- Task statement: Gather every line in the entries below that contains the string "Save". Treat uppercase and lowercase letters as different.

- Element and region data:
-- Begin --

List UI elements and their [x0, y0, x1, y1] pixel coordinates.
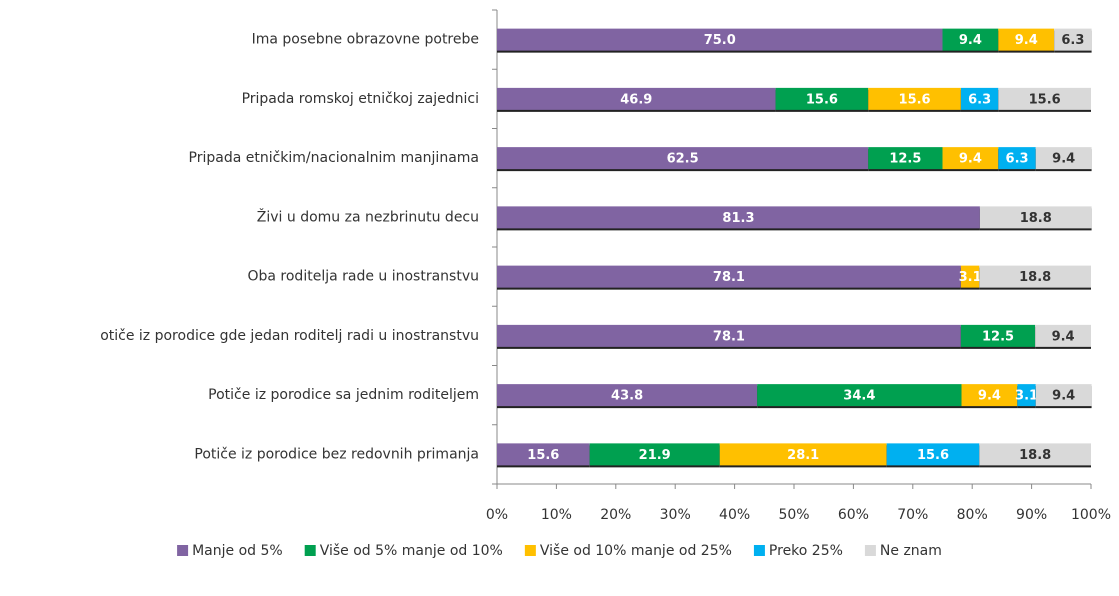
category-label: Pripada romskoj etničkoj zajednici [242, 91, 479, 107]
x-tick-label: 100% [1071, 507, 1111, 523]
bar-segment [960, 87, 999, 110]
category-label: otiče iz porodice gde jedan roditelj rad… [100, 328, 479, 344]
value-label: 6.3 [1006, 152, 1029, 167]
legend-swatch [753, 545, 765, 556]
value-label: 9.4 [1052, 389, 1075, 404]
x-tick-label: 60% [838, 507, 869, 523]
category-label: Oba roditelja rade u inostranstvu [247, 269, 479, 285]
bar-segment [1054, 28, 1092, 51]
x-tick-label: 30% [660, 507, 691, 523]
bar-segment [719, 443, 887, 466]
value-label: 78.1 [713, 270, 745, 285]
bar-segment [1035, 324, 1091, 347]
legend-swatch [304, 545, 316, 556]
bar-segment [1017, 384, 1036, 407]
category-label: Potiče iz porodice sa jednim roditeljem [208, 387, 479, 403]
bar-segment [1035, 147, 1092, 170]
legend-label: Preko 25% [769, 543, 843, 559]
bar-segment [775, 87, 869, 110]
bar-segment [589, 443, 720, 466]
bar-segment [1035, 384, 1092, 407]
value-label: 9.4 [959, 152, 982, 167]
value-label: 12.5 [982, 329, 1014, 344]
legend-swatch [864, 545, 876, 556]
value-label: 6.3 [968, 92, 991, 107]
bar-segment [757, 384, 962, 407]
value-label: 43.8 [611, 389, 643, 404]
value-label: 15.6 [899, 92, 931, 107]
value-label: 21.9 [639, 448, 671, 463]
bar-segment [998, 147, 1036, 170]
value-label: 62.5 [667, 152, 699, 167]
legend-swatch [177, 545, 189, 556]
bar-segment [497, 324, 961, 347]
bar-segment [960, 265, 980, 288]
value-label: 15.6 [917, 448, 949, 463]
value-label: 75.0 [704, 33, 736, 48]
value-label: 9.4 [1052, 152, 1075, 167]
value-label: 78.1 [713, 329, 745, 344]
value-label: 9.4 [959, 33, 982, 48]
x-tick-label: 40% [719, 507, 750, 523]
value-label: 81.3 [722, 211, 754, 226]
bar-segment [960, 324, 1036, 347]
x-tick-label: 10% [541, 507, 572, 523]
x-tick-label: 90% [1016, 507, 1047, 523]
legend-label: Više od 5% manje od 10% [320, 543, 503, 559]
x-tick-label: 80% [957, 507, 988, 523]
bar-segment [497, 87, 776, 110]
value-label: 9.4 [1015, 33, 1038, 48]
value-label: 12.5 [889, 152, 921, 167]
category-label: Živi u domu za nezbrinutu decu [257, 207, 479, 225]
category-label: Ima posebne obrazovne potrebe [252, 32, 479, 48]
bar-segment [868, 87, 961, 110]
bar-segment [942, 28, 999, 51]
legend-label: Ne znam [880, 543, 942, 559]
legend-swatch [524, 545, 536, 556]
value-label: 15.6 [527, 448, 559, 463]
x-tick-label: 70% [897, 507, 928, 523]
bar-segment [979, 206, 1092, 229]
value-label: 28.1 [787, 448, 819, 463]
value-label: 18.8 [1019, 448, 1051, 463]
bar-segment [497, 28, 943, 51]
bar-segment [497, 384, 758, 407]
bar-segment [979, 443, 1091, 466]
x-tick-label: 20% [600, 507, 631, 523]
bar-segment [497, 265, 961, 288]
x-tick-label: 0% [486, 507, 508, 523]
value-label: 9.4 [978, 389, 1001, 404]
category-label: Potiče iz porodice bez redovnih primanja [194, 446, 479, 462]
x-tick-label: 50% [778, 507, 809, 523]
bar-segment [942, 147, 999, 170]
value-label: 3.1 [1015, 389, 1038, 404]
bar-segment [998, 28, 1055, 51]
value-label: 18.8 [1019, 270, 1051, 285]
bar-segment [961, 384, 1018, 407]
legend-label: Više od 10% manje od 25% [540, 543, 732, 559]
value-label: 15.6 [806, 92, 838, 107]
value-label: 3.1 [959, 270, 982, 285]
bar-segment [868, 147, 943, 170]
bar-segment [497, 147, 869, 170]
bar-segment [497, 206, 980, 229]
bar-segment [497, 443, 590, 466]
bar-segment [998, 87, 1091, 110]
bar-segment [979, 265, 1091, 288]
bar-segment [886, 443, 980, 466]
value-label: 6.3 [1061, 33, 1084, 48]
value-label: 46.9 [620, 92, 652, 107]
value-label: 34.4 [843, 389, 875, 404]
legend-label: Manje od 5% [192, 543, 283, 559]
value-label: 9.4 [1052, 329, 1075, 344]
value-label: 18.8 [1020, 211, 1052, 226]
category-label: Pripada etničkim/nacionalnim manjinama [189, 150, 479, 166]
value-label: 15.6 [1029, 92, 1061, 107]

-- End --
-- Begin --

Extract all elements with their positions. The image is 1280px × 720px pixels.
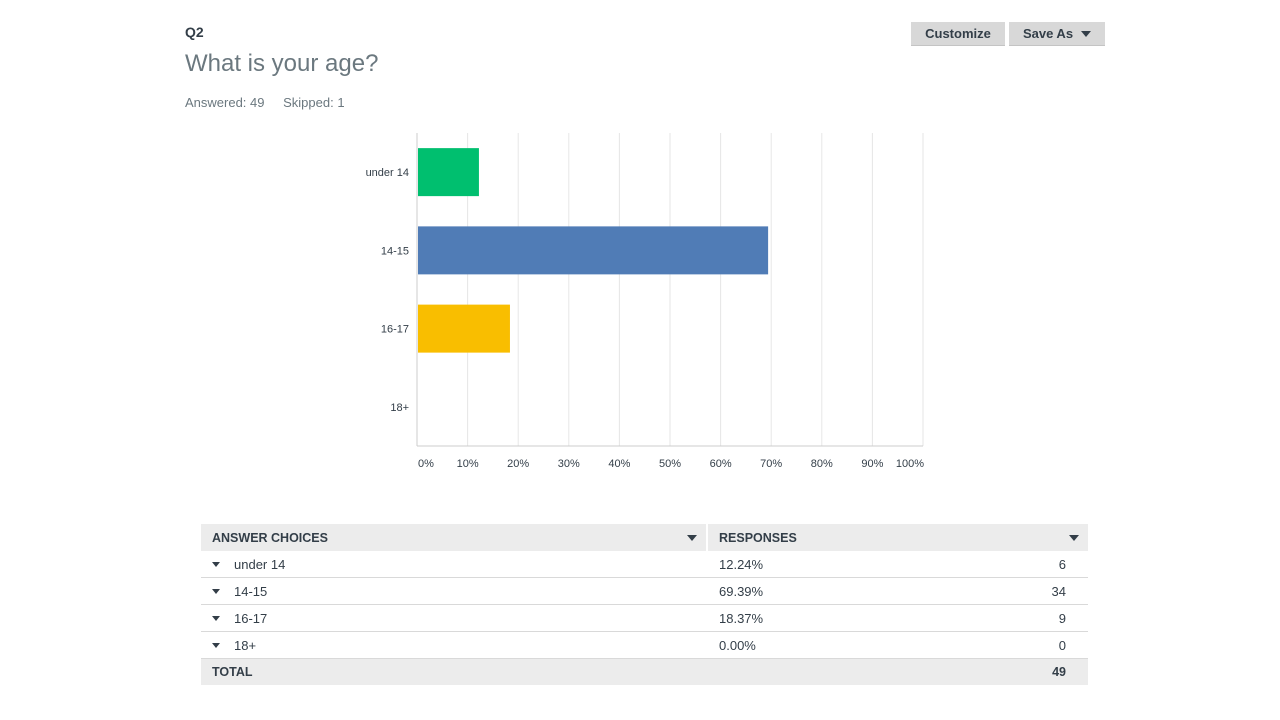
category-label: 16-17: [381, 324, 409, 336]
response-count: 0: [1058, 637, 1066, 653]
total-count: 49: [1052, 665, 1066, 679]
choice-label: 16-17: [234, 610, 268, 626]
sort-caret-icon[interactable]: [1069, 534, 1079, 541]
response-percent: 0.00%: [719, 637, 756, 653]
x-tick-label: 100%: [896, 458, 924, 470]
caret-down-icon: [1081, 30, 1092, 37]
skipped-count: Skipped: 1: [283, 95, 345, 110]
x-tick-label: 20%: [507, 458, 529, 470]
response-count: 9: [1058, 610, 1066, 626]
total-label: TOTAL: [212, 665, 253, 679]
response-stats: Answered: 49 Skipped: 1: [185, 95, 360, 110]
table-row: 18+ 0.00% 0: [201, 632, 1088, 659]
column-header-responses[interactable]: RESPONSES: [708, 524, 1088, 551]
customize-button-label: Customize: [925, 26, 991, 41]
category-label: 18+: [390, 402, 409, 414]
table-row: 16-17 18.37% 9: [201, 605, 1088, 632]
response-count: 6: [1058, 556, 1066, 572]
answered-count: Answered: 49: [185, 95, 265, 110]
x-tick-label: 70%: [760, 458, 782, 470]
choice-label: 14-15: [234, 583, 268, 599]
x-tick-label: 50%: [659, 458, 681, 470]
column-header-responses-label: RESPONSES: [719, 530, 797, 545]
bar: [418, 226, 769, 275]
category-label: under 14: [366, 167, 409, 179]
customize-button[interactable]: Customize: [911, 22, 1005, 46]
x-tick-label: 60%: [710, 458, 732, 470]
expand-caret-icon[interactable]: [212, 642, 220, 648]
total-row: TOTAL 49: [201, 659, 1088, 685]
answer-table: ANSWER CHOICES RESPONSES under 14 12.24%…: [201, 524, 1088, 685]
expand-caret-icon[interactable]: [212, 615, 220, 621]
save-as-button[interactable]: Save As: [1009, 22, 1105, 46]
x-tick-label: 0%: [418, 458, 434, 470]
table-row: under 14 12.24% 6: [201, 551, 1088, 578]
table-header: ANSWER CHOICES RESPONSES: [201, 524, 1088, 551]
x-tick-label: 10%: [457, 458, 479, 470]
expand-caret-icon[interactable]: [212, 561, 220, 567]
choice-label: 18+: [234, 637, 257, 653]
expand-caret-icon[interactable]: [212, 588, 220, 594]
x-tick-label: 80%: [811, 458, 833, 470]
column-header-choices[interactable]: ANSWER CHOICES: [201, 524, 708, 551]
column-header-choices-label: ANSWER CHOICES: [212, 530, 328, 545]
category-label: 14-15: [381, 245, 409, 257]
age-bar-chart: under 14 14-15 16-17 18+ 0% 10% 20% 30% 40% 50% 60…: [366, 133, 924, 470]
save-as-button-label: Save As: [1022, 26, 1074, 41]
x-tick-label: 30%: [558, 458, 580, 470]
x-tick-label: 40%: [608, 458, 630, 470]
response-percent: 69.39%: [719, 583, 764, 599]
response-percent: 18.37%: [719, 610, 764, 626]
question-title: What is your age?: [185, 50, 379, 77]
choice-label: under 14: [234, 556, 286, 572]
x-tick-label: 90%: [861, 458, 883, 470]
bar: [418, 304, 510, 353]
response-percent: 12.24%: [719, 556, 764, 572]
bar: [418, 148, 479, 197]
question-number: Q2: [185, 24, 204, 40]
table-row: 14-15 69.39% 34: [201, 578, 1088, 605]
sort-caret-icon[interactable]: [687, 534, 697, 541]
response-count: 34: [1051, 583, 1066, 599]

-- End --

- Worked answer:
save-as-button[interactable]: Save As: [1009, 22, 1105, 46]
save-as-button-label: Save As: [1022, 26, 1074, 41]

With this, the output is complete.